▸ TEXT:
Fred Barnes: It's Time to Dump the Debates
LET'S GET RID OF PRESIDENTIAL DEBATES. They don't bring out or test the characteristics and skills we want in a president. They take up days and days of practice before the actual debate, then dominate the campaign with sound bites from the 90-minute encounter for days afterwards. They often trivialize the issues in the campaign and reduce the candidates to robots repeating stump rhetoric or to comics in search of one-liners to zing their foe.
What did we learn in the debates this fall between President Bush and John Kerry? Not much. In reaction shots on TV in the first debate, we saw Bush grimace and scowl and frown. Kerry gained ground in the race as a result. In the third debate, Kerry made a gratuitous and nasty reference to Vice President Cheney's daughter Mary as a lesbian. Kerry lost ground as a result. Is this what campaigns for the presidency should turn on? The answer is no.
The traits we look for in a president are wisdom, steadfastness, foresight, integrity, inner strength, emotional intelligence, and the willingness to do what's unpopular but right. If there's been a presidential debate that gave us a glimpse of these in a candidate, I missed that one. Instead, I've watched debate after debate that provided only the shallowest of impressions about a candidate.
Recall what proved to be significant in nationally televised debates since the first ones in 1960 between John F. Kennedy and Richard Nixon. We learned that Nixon should have shaved to avoid a 5 o'clock shadow. Then, after a hiatus of 16 years with no debates, we marveled at President Ford's comment that Eastern Europe wasn't under the domination of the Soviet Union. We knew what Ford really meant, simply that in their hearts Eastern Europeans were not Soviet pawns and instead yearned for freedom. Yet the media made a huge issue out of Ford's misstatement as if he'd told (and believed) a whopper.
Jump to 1984. President Reagan was a zombie in the first debate with Walter Mondale, raising doubts about his age. But in debate number two, Reagan opened with a one-liner about refusing to exploit Mondale's youth and inexperience. Bingo! The press and the political community instantly declared the race over. Yes, Reagan would have won reelection anyway, but should a one-liner be a major factor in the deciding the outcome? Of course not.

▸ DATA:
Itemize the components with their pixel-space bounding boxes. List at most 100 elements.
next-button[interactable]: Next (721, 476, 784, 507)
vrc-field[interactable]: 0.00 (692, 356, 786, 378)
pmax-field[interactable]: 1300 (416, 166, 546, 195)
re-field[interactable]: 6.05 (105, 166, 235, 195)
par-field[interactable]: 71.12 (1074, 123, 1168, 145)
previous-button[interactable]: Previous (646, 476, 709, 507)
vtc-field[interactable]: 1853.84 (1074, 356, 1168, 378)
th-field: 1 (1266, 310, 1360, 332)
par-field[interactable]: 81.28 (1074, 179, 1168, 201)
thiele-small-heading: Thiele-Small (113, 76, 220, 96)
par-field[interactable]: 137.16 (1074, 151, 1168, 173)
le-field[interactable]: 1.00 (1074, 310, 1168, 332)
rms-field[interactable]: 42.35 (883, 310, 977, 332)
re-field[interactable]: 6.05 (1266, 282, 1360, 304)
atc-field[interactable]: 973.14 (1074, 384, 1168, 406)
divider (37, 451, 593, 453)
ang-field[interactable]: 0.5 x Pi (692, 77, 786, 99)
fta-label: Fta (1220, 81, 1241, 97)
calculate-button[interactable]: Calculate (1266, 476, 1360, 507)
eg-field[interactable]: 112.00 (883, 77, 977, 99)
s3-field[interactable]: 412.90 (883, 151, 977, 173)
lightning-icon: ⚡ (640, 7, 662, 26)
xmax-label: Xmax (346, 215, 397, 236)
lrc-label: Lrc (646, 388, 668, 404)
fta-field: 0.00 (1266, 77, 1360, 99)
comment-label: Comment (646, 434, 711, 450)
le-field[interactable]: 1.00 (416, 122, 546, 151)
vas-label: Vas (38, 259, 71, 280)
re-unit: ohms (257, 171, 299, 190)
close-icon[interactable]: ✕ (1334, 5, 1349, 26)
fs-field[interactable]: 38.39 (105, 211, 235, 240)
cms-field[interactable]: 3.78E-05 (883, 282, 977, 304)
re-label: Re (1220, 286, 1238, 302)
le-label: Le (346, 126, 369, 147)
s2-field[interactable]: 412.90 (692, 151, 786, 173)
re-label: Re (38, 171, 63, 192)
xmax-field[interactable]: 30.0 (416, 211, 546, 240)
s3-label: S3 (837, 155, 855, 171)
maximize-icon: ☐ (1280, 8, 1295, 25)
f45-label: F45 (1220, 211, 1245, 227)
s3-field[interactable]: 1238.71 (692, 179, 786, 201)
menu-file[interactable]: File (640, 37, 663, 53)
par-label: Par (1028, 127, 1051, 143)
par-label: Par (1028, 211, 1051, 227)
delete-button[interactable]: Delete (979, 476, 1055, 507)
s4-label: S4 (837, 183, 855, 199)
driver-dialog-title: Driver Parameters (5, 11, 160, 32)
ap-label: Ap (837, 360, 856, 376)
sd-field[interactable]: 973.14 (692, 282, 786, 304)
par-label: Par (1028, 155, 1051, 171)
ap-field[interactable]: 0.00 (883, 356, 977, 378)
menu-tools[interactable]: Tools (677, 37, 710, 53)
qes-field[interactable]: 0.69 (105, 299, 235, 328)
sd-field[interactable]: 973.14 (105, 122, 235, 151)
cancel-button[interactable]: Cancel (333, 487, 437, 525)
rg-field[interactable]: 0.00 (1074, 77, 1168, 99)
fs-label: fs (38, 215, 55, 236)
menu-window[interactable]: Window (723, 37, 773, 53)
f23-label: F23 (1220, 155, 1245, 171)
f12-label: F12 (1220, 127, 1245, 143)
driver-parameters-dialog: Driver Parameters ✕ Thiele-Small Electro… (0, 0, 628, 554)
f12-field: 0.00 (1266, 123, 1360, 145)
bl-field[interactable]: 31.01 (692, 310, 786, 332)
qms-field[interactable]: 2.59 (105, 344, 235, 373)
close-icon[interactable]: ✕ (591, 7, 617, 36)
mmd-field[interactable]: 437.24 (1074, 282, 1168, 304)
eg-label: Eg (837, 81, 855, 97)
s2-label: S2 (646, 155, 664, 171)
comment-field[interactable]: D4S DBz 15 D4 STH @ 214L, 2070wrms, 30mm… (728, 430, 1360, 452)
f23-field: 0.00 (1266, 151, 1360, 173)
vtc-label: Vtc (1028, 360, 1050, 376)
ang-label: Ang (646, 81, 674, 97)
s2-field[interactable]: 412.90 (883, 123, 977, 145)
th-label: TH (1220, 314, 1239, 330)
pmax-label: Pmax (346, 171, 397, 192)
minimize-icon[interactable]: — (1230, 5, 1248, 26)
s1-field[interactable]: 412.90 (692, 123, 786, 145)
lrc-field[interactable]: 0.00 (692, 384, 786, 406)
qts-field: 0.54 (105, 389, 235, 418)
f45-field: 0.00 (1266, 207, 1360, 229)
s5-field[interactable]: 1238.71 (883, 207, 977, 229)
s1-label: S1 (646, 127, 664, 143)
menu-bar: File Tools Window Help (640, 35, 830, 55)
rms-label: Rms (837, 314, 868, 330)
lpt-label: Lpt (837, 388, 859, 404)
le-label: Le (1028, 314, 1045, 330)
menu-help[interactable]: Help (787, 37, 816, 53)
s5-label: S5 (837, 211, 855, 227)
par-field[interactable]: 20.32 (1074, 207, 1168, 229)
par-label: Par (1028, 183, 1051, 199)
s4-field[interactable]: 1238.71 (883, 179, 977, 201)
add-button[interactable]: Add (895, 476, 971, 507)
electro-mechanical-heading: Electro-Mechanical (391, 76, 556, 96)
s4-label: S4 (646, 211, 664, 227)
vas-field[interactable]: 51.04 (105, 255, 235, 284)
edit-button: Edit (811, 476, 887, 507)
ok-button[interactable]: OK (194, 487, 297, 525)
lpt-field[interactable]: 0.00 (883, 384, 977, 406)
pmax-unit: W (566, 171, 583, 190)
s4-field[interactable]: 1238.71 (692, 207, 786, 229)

▸ THE TASK:
Answer the following questions using the column on presidential debates, numbering your answers to match.
1. According to the column, what did TV reaction shots show Bush doing in the first debate with Kerry?
2. How many years passed with no debates after the 1960 Kennedy–Nixon debates?
3. In the second 1984 debate, what of Mondale's did Reagan say he refused to exploit?

▸ RESPONSE:
1. Grimacing, scowling and frowning.
2. 16 years.
3. His youth and inexperience.